- Material shown:
__________

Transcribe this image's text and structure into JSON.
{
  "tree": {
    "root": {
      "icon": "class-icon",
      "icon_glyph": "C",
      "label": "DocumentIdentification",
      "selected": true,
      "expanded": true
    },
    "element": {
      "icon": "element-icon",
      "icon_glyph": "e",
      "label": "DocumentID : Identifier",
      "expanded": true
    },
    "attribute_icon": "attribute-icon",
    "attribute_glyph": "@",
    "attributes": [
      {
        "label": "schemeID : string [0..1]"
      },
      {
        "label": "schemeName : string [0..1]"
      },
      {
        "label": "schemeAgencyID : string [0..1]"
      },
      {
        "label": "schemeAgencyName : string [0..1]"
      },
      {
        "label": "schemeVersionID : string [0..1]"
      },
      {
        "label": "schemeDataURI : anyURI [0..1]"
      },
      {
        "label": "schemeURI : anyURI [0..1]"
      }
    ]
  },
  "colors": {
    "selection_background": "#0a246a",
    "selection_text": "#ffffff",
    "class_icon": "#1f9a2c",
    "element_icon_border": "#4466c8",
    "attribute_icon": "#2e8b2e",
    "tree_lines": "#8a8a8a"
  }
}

__________

- Exercise goal:
Write the entire listing out again, word for word.

- Result for this task:
Transcribe this image's text and structure into JSON.
{
  "tree": {
    "root": {
      "icon": "class-icon",
      "icon_glyph": "C",
      "label": "DocumentIdentification",
      "selected": true,
      "expanded": true
    },
    "element": {
      "icon": "element-icon",
      "icon_glyph": "e",
      "label": "DocumentID : Identifier",
      "expanded": true
    },
    "attribute_icon": "attribute-icon",
    "attribute_glyph": "@",
    "attributes": [
      {
        "label": "schemeID : string [0..1]"
      },
      {
        "label": "schemeName : string [0..1]"
      },
      {
        "label": "schemeAgencyID : string [0..1]"
      },
      {
        "label": "schemeAgencyName : string [0..1]"
      },
      {
        "label": "schemeVersionID : string [0..1]"
      },
      {
        "label": "schemeDataURI : anyURI [0..1]"
      },
      {
        "label": "schemeURI : anyURI [0..1]"
      }
    ]
  },
  "colors": {
    "selection_background": "#0a246a",
    "selection_text": "#ffffff",
    "class_icon": "#1f9a2c",
    "element_icon_border": "#4466c8",
    "attribute_icon": "#2e8b2e",
    "tree_lines": "#8a8a8a"
  }
}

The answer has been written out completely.